* [What you will do]: Report every line from the material that contains the word "heading".

━━━━━━━━━━━━━━━━━━━━━━━━━━━━━━

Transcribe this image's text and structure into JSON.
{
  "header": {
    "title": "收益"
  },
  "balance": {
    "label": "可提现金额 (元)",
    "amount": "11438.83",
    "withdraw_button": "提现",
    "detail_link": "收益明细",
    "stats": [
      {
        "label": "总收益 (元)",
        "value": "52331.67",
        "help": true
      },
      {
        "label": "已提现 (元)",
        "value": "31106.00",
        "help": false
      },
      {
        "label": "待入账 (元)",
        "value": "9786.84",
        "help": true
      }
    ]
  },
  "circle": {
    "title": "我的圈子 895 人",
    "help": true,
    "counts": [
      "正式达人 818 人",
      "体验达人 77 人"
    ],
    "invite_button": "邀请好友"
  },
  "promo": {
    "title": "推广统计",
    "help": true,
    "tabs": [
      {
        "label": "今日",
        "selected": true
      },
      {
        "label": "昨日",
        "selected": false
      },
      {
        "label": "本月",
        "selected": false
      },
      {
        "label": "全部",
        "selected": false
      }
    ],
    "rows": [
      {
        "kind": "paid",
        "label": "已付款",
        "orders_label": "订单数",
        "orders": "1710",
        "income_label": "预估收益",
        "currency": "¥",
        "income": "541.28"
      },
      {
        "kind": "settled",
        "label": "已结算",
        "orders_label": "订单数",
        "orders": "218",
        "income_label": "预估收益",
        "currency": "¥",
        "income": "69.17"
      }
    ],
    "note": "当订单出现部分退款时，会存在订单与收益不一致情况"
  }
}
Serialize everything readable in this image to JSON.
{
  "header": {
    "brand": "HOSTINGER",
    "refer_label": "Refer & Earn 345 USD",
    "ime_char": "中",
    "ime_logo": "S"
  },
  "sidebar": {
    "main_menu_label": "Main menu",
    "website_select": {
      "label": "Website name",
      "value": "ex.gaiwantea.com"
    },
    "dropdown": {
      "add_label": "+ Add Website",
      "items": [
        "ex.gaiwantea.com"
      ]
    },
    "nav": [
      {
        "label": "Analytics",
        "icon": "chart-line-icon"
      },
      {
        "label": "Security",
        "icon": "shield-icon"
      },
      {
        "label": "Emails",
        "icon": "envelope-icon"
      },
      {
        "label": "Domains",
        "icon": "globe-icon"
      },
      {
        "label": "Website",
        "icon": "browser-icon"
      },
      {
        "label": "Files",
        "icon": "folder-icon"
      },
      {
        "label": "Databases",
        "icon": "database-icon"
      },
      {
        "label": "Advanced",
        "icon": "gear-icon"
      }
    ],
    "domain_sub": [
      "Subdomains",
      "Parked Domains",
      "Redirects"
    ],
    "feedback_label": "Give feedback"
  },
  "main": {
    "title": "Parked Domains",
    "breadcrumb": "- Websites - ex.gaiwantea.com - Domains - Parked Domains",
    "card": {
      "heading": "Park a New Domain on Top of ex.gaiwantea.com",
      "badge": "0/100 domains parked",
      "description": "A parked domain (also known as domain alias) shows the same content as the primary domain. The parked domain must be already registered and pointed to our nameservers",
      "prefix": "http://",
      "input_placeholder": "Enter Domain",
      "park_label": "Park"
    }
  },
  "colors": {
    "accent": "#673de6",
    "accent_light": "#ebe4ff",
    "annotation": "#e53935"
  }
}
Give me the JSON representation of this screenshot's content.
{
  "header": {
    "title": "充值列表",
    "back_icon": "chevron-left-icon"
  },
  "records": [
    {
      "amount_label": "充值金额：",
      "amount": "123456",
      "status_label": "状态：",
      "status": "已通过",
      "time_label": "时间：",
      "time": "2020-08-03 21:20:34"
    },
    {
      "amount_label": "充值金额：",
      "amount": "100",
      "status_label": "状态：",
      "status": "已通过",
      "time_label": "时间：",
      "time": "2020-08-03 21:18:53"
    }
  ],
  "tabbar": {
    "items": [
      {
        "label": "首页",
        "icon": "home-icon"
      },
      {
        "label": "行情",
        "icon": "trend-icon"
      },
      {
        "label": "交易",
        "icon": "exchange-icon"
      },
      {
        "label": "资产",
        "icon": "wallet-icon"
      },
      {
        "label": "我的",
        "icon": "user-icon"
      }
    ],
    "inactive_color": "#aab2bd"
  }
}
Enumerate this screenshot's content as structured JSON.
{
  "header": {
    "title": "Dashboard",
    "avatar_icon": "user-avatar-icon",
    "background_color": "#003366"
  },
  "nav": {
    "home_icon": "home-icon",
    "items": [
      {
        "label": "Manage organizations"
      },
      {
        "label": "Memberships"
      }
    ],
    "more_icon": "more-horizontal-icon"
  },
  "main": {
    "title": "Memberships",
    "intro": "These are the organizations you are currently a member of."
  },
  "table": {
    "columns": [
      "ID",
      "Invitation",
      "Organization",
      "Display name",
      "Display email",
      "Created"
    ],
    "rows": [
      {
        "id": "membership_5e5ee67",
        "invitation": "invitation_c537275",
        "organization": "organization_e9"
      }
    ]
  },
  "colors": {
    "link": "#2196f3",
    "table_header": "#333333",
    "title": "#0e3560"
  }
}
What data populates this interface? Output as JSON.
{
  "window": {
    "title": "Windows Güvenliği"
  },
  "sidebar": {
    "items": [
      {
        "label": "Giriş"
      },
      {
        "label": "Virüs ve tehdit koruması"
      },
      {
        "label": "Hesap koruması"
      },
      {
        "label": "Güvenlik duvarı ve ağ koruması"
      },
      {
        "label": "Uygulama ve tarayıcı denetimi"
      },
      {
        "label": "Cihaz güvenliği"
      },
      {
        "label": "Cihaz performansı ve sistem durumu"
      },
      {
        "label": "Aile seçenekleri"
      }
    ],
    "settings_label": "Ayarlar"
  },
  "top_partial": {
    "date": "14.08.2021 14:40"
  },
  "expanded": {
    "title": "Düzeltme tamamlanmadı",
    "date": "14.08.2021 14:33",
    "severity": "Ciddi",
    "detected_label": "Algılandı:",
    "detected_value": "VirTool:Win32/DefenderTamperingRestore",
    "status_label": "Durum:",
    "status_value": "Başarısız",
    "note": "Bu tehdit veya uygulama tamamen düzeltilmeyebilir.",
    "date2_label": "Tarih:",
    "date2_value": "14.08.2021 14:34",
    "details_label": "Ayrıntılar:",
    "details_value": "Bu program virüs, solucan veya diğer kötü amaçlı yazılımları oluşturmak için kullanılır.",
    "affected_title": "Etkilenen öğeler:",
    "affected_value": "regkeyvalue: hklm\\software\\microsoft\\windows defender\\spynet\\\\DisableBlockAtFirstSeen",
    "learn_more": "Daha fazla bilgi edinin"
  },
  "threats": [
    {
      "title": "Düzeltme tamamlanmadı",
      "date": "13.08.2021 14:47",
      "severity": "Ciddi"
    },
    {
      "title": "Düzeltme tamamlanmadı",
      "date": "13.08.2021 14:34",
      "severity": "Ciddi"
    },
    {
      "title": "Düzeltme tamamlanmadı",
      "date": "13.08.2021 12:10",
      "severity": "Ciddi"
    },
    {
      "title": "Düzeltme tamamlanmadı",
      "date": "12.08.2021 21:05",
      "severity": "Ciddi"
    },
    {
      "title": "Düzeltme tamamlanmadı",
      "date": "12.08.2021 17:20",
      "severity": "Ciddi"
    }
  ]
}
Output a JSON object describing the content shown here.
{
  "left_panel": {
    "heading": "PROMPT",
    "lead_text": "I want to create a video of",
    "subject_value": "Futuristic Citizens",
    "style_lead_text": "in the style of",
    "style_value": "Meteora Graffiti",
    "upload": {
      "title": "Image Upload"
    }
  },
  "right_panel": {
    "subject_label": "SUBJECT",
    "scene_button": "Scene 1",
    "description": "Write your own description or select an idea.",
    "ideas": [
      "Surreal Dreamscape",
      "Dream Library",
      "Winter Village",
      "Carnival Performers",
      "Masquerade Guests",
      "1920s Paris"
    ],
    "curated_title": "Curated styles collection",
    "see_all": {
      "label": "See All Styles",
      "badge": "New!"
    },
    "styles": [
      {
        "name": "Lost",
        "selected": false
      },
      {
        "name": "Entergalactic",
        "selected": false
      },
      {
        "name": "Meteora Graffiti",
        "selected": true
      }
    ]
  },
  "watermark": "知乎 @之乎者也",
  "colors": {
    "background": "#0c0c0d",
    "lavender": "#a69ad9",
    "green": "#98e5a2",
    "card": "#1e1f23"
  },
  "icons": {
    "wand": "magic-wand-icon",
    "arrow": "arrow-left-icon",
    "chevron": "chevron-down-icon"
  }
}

━━━━━━━━━━━━━━━━━━━━━━━━━━━━━━

* [Task result]:
      "heading": "Park a New Domain on Top of ex.gaiwantea.com",
    "heading": "PROMPT",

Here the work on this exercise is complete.